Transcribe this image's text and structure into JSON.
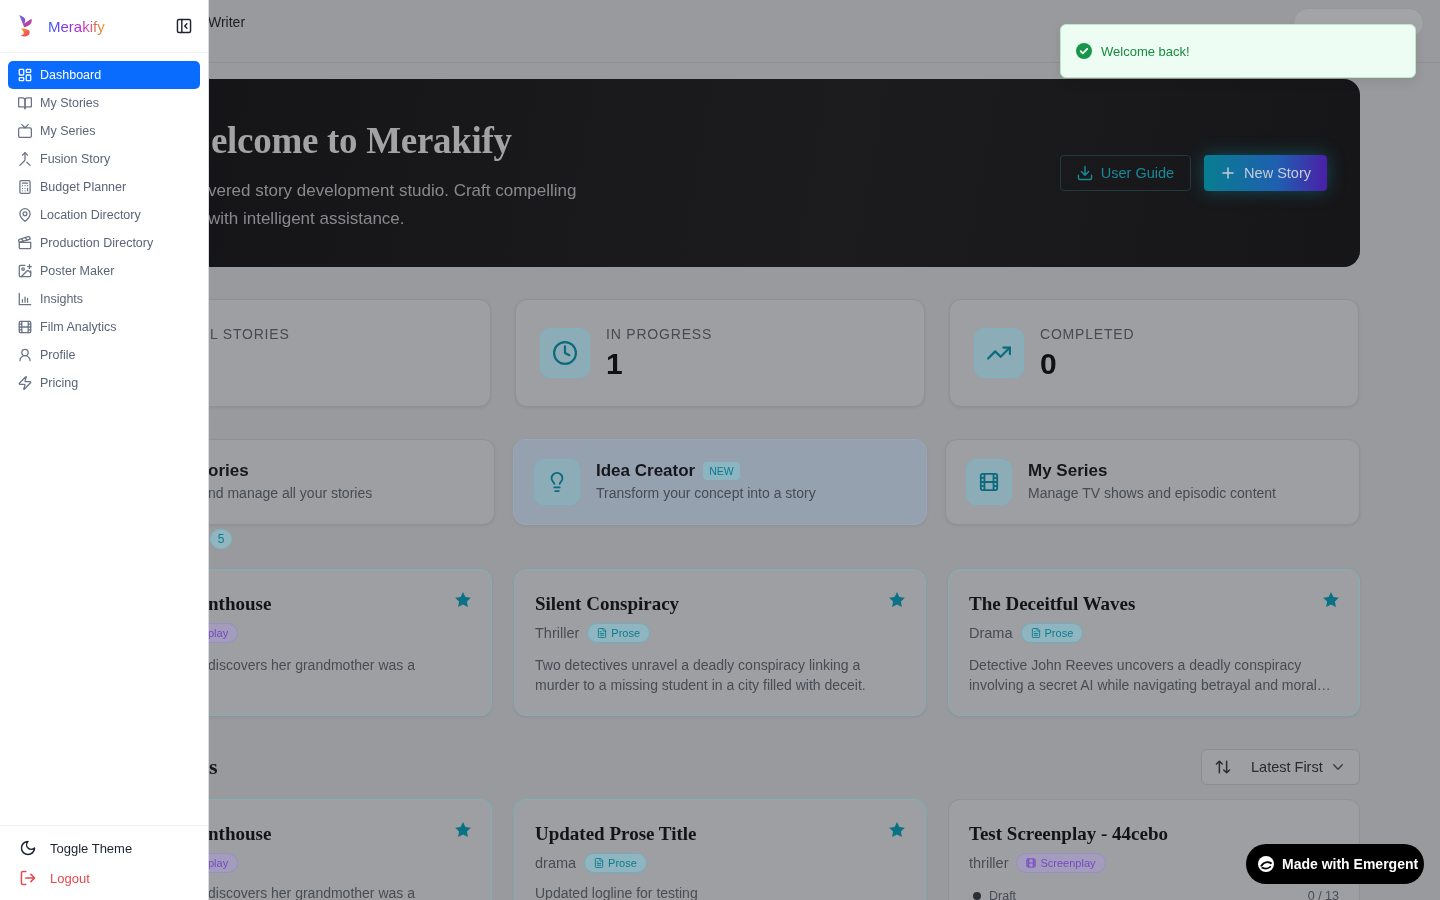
{
  "sidebar": {
    "brand": "Merakify",
    "nav": [
      {
        "label": "Dashboard",
        "selected": true
      },
      {
        "label": "My Stories",
        "selected": false
      },
      {
        "label": "My Series",
        "selected": false
      },
      {
        "label": "Fusion Story",
        "selected": false
      },
      {
        "label": "Budget Planner",
        "selected": false
      },
      {
        "label": "Location Directory",
        "selected": false
      },
      {
        "label": "Production Directory",
        "selected": false
      },
      {
        "label": "Poster Maker",
        "selected": false
      },
      {
        "label": "Insights",
        "selected": false
      },
      {
        "label": "Film Analytics",
        "selected": false
      },
      {
        "label": "Profile",
        "selected": false
      },
      {
        "label": "Pricing",
        "selected": false
      }
    ],
    "footer_actions": [
      {
        "label": "Toggle Theme",
        "kind": "default"
      },
      {
        "label": "Logout",
        "kind": "danger"
      }
    ]
  },
  "header": {
    "title": "Writer"
  },
  "toast": {
    "message": "Welcome back!"
  },
  "hero": {
    "title": "elcome to Merakify",
    "subtitle_lines": [
      "vered story development studio. Craft compelling",
      "with intelligent assistance."
    ],
    "buttons": [
      {
        "label": "User Guide",
        "kind": "outline"
      },
      {
        "label": "New Story",
        "kind": "primary"
      }
    ]
  },
  "stats": [
    {
      "label": "L STORIES"
    },
    {
      "label": "IN PROGRESS",
      "value": "1"
    },
    {
      "label": "COMPLETED",
      "value": "0"
    }
  ],
  "quick_actions": [
    {
      "title": "ories",
      "subtitle": "nd manage all your stories",
      "highlighted": false
    },
    {
      "title": "Idea Creator",
      "badge": "NEW",
      "subtitle": "Transform your concept into a story",
      "highlighted": true
    },
    {
      "title": "My Series",
      "subtitle": "Manage TV shows and episodic content",
      "highlighted": false
    }
  ],
  "story_count": "5",
  "featured_stories": [
    {
      "title": "nthouse",
      "format": {
        "label": "play",
        "kind": "screenplay"
      },
      "description": "discovers her grandmother was a",
      "starred": true
    },
    {
      "title": "Silent Conspiracy",
      "genre": "Thriller",
      "format": {
        "label": "Prose",
        "kind": "prose"
      },
      "description": "Two detectives unravel a deadly conspiracy linking a murder to a missing student in a city filled with deceit.",
      "starred": true
    },
    {
      "title": "The Deceitful Waves",
      "genre": "Drama",
      "format": {
        "label": "Prose",
        "kind": "prose"
      },
      "description": "Detective John Reeves uncovers a deadly conspiracy involving a secret AI while navigating betrayal and moral…",
      "starred": true
    }
  ],
  "library": {
    "heading": "s",
    "sort": {
      "value": "Latest First"
    },
    "stories": [
      {
        "title": "nthouse",
        "format": {
          "label": "play",
          "kind": "screenplay"
        },
        "description": "discovers her grandmother was a",
        "starred": true
      },
      {
        "title": "Updated Prose Title",
        "genre": "drama",
        "format": {
          "label": "Prose",
          "kind": "prose"
        },
        "description": "Updated logline for testing",
        "starred": true
      },
      {
        "title": "Test Screenplay - 44cebo",
        "genre": "thriller",
        "format": {
          "label": "Screenplay",
          "kind": "screenplay"
        },
        "status": "Draft",
        "progress": "0 / 13",
        "starred": false
      }
    ]
  },
  "promo_badge": {
    "label": "Made with Emergent"
  }
}
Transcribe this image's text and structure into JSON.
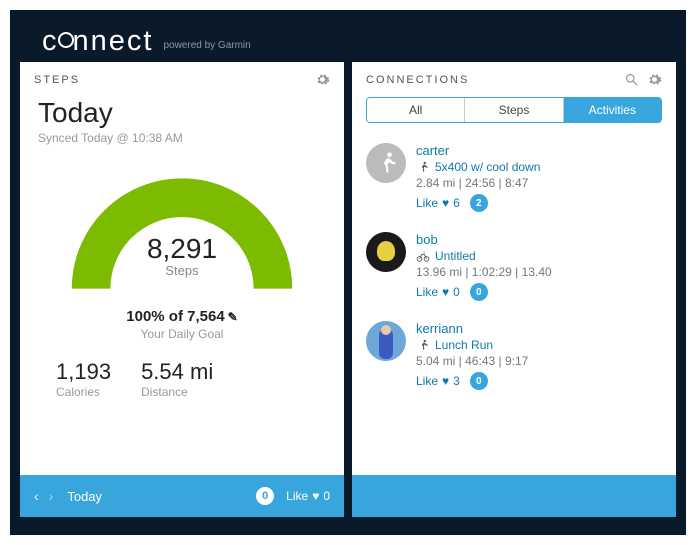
■ ■ ■ ■ ■ ■ ■
Nothing in the entries above should change when they are printed again, except that the pictures are dropped.

Transcribe this image's text and structure into JSON.
{
  "sidebar": {
    "brand": "Merakify",
    "nav": [
      {
        "label": "Dashboard",
        "selected": true
      },
      {
        "label": "My Stories",
        "selected": false
      },
      {
        "label": "My Series",
        "selected": false
      },
      {
        "label": "Fusion Story",
        "selected": false
      },
      {
        "label": "Budget Planner",
        "selected": false
      },
      {
        "label": "Location Directory",
        "selected": false
      },
      {
        "label": "Production Directory",
        "selected": false
      },
      {
        "label": "Poster Maker",
        "selected": false
      },
      {
        "label": "Insights",
        "selected": false
      },
      {
        "label": "Film Analytics",
        "selected": false
      },
      {
        "label": "Profile",
        "selected": false
      },
      {
        "label": "Pricing",
        "selected": false
      }
    ],
    "footer_actions": [
      {
        "label": "Toggle Theme",
        "kind": "default"
      },
      {
        "label": "Logout",
        "kind": "danger"
      }
    ]
  },
  "header": {
    "title": "Writer"
  },
  "toast": {
    "message": "Welcome back!"
  },
  "hero": {
    "title": "elcome to Merakify",
    "subtitle_lines": [
      "vered story development studio. Craft compelling",
      "with intelligent assistance."
    ],
    "buttons": [
      {
        "label": "User Guide",
        "kind": "outline"
      },
      {
        "label": "New Story",
        "kind": "primary"
      }
    ]
  },
  "stats": [
    {
      "label": "L STORIES"
    },
    {
      "label": "IN PROGRESS",
      "value": "1"
    },
    {
      "label": "COMPLETED",
      "value": "0"
    }
  ],
  "quick_actions": [
    {
      "title": "ories",
      "subtitle": "nd manage all your stories",
      "highlighted": false
    },
    {
      "title": "Idea Creator",
      "badge": "NEW",
      "subtitle": "Transform your concept into a story",
      "highlighted": true
    },
    {
      "title": "My Series",
      "subtitle": "Manage TV shows and episodic content",
      "highlighted": false
    }
  ],
  "story_count": "5",
  "featured_stories": [
    {
      "title": "nthouse",
      "format": {
        "label": "play",
        "kind": "screenplay"
      },
      "description": "discovers her grandmother was a",
      "starred": true
    },
    {
      "title": "Silent Conspiracy",
      "genre": "Thriller",
      "format": {
        "label": "Prose",
        "kind": "prose"
      },
      "description": "Two detectives unravel a deadly conspiracy linking a murder to a missing student in a city filled with deceit.",
      "starred": true
    },
    {
      "title": "The Deceitful Waves",
      "genre": "Drama",
      "format": {
        "label": "Prose",
        "kind": "prose"
      },
      "description": "Detective John Reeves uncovers a deadly conspiracy involving a secret AI while navigating betrayal and moral…",
      "starred": true
    }
  ],
  "library": {
    "heading": "s",
    "sort": {
      "value": "Latest First"
    },
    "stories": [
      {
        "title": "nthouse",
        "format": {
          "label": "play",
          "kind": "screenplay"
        },
        "description": "discovers her grandmother was a",
        "starred": true
      },
      {
        "title": "Updated Prose Title",
        "genre": "drama",
        "format": {
          "label": "Prose",
          "kind": "prose"
        },
        "description": "Updated logline for testing",
        "starred": true
      },
      {
        "title": "Test Screenplay - 44cebo",
        "genre": "thriller",
        "format": {
          "label": "Screenplay",
          "kind": "screenplay"
        },
        "status": "Draft",
        "progress": "0 / 13",
        "starred": false
      }
    ]
  },
  "promo_badge": {
    "label": "Made with Emergent"
  }
}
Transcribe this image's text and structure into JSON.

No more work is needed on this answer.